— BEGIN Records shown —
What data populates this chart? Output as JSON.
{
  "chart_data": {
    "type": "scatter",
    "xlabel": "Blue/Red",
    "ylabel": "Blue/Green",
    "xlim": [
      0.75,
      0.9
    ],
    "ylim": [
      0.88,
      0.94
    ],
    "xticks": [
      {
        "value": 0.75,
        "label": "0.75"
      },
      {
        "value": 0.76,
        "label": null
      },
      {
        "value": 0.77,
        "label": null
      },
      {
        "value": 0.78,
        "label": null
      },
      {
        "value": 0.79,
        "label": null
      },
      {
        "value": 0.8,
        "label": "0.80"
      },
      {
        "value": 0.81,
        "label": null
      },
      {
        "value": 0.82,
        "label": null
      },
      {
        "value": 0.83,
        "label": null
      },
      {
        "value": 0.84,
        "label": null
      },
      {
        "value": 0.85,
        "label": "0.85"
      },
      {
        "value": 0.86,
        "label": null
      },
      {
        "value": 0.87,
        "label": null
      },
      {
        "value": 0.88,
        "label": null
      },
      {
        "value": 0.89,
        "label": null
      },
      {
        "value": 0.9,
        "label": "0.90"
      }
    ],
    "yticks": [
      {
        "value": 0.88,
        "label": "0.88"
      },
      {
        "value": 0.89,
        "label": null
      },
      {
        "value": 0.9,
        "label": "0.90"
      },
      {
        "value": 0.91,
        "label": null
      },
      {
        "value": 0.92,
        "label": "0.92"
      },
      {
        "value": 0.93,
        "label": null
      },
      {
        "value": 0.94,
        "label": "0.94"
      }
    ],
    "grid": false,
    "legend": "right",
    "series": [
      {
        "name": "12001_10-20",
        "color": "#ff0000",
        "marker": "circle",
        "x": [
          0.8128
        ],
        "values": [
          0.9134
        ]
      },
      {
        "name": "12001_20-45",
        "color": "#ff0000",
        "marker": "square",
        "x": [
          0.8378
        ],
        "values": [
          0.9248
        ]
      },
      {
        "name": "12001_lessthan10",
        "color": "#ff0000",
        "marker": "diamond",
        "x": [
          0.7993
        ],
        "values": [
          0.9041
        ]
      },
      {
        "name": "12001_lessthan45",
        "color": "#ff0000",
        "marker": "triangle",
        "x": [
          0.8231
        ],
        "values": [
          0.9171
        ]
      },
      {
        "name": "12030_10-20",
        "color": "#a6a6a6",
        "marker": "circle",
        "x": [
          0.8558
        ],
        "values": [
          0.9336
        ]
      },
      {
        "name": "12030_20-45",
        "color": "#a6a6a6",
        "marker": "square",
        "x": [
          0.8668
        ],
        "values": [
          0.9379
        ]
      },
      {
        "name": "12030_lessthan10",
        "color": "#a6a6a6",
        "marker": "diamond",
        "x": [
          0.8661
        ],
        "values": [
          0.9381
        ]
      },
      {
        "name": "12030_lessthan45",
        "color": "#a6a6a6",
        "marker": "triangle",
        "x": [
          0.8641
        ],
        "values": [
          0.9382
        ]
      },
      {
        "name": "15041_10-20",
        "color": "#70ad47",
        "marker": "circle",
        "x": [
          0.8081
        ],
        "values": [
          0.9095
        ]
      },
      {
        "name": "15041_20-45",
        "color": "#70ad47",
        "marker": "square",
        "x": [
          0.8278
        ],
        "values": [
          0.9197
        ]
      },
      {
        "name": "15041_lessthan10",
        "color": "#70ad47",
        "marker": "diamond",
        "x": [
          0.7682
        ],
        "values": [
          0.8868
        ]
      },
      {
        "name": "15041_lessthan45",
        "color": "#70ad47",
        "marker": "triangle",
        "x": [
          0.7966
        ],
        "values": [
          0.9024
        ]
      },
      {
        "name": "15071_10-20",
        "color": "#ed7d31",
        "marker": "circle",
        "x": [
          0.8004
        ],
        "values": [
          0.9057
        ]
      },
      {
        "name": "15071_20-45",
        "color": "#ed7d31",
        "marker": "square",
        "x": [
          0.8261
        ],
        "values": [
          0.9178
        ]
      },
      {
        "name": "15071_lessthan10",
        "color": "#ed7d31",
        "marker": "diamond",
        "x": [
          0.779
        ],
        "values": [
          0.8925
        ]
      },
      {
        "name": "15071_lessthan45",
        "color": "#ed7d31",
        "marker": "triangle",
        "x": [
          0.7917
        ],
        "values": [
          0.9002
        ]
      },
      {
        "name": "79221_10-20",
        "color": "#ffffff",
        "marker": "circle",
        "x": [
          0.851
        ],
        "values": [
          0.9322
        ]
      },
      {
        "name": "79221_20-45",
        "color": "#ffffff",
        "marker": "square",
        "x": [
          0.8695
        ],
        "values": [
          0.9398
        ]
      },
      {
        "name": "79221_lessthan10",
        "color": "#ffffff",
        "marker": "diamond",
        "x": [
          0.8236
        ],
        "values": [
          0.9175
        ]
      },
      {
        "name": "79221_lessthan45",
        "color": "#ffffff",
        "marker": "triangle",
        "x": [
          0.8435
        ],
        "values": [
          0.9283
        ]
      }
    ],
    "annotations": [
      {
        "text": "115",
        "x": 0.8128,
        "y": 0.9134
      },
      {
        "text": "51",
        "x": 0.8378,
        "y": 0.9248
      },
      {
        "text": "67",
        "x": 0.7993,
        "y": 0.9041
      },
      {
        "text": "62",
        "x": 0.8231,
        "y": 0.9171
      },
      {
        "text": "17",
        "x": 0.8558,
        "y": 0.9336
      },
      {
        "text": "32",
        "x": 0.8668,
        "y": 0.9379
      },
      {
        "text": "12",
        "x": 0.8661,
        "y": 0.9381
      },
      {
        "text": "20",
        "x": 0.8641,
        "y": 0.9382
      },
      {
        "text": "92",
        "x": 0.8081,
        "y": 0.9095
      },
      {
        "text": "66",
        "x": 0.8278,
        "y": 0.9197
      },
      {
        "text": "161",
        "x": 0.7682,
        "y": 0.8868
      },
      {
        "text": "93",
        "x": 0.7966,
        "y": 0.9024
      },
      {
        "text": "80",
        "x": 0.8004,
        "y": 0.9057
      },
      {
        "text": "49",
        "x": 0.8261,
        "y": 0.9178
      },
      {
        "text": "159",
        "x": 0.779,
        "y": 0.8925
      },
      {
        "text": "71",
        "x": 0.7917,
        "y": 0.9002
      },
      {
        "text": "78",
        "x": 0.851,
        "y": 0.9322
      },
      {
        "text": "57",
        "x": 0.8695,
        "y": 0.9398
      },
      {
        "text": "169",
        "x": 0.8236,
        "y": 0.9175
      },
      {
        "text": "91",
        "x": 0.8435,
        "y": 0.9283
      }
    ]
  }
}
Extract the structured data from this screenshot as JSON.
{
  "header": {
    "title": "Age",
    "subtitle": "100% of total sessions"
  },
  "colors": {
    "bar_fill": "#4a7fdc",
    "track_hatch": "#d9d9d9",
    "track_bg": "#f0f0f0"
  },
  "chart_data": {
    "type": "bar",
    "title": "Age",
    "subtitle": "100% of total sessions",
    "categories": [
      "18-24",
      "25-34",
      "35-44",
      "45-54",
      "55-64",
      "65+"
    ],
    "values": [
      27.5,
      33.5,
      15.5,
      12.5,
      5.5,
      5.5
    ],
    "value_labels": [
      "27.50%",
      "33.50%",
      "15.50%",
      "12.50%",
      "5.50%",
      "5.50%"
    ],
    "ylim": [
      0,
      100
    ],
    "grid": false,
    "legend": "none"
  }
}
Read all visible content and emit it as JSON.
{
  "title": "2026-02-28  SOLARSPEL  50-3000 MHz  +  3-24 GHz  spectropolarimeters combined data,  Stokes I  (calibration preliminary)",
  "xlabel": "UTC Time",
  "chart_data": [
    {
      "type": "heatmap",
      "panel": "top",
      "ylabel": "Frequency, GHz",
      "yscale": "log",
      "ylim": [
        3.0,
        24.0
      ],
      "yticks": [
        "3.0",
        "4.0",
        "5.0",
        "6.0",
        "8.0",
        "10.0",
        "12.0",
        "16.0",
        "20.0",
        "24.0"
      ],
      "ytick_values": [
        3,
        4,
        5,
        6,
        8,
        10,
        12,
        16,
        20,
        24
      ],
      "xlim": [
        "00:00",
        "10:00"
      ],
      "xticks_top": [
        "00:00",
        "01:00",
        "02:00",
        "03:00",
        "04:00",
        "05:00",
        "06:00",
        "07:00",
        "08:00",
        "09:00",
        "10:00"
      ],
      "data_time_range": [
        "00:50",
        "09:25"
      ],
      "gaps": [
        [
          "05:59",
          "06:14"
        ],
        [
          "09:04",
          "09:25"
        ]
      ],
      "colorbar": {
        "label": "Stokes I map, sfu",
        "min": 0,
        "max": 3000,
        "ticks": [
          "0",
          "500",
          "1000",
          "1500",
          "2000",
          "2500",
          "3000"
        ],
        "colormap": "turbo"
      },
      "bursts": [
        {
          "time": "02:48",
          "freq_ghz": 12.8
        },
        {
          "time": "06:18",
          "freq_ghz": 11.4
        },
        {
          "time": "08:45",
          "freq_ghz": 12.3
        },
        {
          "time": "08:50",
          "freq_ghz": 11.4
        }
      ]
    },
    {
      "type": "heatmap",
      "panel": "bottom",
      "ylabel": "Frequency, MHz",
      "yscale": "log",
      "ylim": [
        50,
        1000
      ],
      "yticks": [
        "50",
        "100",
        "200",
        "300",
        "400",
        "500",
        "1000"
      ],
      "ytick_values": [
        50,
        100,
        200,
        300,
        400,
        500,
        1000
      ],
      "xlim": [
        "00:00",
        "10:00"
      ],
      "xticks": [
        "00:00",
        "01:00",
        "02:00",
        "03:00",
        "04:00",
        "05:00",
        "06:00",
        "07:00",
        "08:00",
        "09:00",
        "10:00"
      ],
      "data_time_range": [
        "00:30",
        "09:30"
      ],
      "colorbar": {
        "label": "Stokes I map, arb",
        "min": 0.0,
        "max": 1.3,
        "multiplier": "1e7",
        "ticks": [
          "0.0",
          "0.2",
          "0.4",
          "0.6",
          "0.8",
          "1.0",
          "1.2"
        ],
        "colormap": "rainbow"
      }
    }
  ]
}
— END Records shown —
[Exercise goal]: For each line in the data above that contains the string "Stokes", extract the line.

[Correct response]:
  "title": "2026-02-28  SOLARSPEL  50-3000 MHz  +  3-24 GHz  spectropolarimeters combined data,  Stokes I  (calibration preliminary)",
        "label": "Stokes I map, sfu",
        "label": "Stokes I map, arb",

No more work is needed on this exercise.